▶ INSTRUCTIONS FOR THE TASK: Find each line containing the string "市行政学院". Copy it.

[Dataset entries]
>> BEGIN
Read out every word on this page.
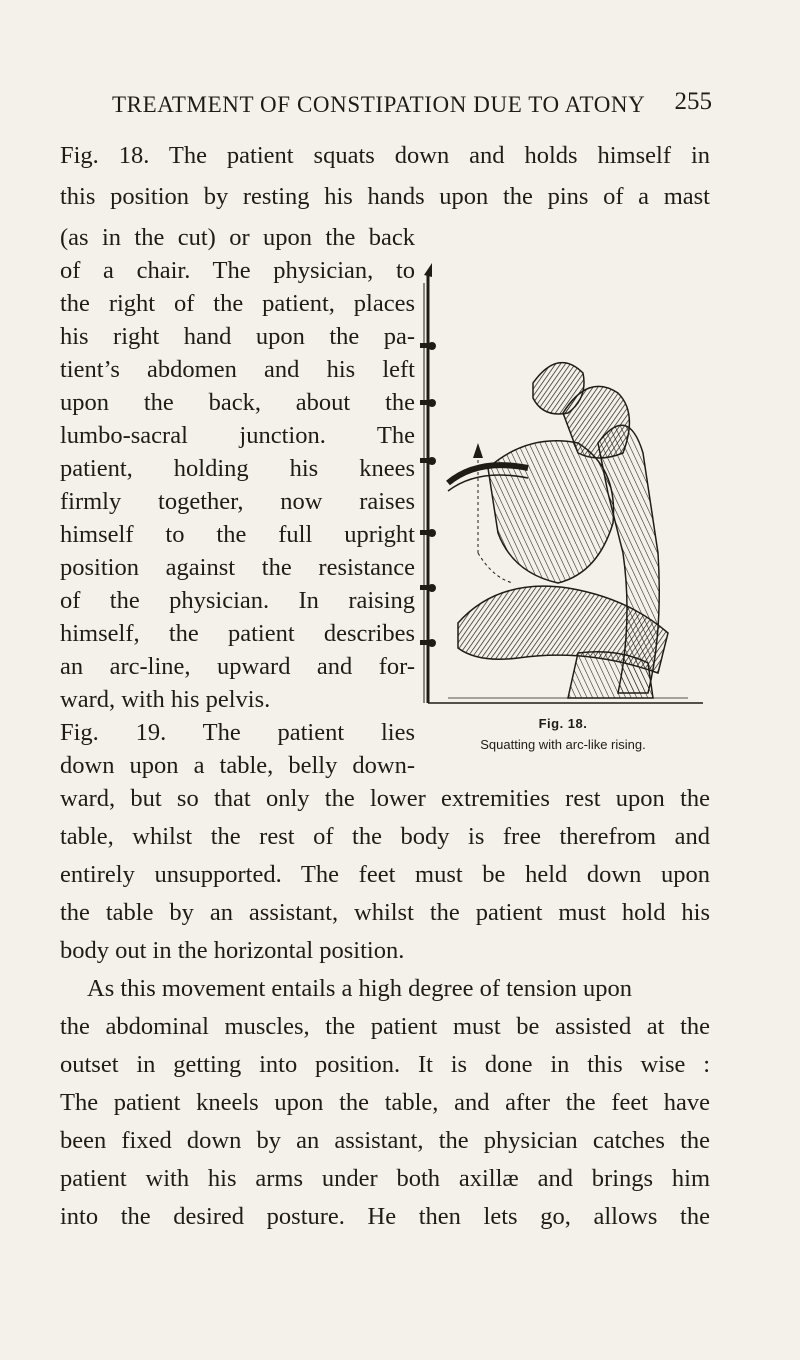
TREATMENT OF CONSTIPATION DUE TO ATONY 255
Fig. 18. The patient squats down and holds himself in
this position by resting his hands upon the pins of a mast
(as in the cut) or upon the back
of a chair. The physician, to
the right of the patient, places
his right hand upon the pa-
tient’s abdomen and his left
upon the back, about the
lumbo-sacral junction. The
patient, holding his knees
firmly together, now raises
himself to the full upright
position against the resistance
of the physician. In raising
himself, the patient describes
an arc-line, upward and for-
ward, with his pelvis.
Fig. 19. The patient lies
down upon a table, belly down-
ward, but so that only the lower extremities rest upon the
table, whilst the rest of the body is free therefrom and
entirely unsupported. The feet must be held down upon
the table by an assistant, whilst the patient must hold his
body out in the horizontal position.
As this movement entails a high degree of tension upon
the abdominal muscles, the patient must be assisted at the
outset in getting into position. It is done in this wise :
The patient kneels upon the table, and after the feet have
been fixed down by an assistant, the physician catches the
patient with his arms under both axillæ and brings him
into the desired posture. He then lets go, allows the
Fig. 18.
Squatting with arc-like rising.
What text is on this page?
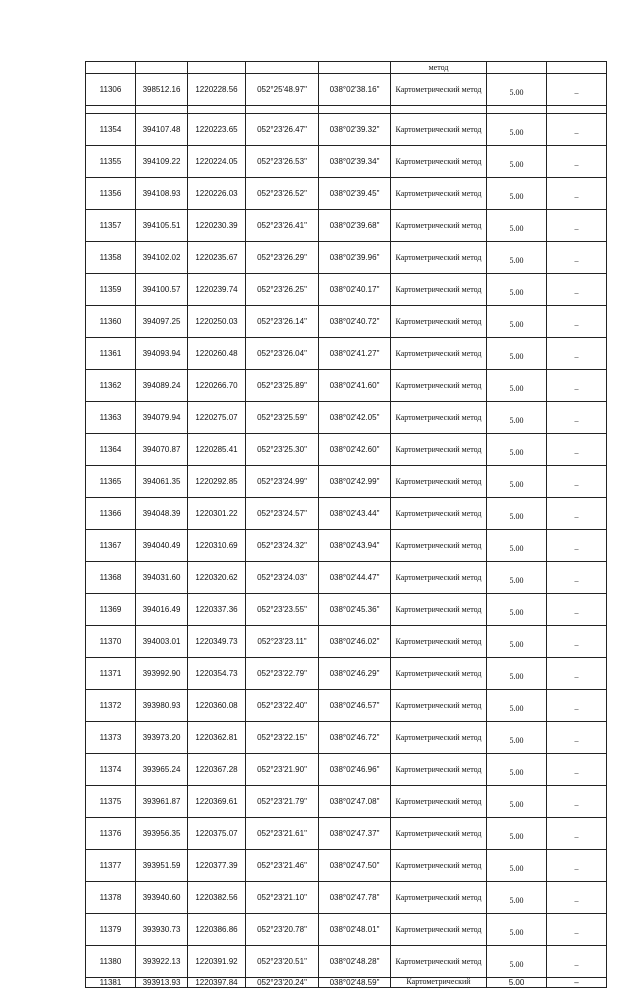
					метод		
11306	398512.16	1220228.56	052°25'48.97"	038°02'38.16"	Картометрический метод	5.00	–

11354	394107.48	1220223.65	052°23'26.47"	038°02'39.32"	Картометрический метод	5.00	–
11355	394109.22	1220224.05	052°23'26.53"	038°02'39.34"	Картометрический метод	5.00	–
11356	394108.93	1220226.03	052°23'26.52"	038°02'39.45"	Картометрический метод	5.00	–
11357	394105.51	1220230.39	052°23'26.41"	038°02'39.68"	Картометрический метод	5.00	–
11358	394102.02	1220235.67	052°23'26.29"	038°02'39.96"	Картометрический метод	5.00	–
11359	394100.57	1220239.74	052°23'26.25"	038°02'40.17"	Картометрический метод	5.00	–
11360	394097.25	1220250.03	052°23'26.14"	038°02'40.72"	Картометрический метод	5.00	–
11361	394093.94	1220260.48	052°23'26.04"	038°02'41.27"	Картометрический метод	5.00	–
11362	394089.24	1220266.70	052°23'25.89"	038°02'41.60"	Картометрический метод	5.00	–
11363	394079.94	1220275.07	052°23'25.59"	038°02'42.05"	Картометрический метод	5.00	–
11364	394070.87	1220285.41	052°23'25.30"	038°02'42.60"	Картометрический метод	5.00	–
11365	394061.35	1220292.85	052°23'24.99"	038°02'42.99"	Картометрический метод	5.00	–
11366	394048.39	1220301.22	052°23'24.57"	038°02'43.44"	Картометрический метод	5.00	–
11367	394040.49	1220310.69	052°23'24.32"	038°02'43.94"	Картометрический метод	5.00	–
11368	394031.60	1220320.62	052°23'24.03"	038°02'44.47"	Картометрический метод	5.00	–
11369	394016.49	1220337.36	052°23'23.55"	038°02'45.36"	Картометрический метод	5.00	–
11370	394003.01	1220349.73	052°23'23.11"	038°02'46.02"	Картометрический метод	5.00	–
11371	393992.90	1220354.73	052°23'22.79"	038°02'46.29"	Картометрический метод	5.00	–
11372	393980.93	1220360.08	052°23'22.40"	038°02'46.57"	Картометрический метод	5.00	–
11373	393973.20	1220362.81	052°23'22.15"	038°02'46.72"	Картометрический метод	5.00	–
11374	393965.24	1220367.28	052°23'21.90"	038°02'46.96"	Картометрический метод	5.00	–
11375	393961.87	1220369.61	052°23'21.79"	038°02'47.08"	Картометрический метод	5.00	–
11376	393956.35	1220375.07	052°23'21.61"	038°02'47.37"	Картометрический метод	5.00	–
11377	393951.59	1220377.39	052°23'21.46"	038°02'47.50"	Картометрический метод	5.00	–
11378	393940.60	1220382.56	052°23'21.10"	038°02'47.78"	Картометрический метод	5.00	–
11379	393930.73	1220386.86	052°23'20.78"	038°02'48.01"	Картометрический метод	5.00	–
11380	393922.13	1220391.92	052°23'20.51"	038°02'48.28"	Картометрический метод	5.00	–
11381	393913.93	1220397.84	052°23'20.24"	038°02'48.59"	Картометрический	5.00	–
>> END
>> BEGIN
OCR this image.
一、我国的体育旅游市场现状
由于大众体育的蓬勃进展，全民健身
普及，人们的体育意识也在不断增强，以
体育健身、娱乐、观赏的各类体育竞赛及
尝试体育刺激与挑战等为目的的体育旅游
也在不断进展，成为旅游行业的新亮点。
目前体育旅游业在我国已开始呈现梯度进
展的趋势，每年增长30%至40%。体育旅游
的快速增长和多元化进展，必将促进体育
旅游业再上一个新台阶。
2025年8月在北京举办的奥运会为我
>> END
>> BEGIN
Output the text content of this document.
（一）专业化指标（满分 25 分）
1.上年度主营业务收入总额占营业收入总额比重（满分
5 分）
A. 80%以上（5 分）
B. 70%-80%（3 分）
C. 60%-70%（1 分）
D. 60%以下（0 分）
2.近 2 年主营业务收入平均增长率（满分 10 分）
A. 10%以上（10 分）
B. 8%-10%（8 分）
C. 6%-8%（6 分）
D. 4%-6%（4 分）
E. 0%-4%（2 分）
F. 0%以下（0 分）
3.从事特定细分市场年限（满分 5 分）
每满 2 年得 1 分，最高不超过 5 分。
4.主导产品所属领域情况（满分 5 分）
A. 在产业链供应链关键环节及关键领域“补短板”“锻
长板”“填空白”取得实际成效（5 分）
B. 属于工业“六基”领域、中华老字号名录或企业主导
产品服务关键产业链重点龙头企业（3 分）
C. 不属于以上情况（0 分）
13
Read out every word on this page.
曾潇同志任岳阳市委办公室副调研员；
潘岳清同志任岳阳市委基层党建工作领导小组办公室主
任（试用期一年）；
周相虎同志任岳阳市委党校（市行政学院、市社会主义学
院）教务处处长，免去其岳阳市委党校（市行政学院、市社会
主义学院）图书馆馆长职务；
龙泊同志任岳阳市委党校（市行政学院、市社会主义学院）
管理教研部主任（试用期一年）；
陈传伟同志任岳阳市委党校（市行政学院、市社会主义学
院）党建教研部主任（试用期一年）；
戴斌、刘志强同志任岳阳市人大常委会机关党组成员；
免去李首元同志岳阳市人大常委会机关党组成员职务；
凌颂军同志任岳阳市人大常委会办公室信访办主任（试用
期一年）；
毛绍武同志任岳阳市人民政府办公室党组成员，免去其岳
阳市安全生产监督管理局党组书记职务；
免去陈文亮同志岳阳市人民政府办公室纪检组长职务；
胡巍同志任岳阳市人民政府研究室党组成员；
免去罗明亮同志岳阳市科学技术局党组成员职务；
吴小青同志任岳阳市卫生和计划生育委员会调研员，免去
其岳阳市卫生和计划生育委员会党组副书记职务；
>> END
▶ COMPLETE RESPONSE:
周相虎同志任岳阳市委党校（市行政学院、市社会主义学
院）教务处处长，免去其岳阳市委党校（市行政学院、市社会
龙泊同志任岳阳市委党校（市行政学院、市社会主义学院）
陈传伟同志任岳阳市委党校（市行政学院、市社会主义学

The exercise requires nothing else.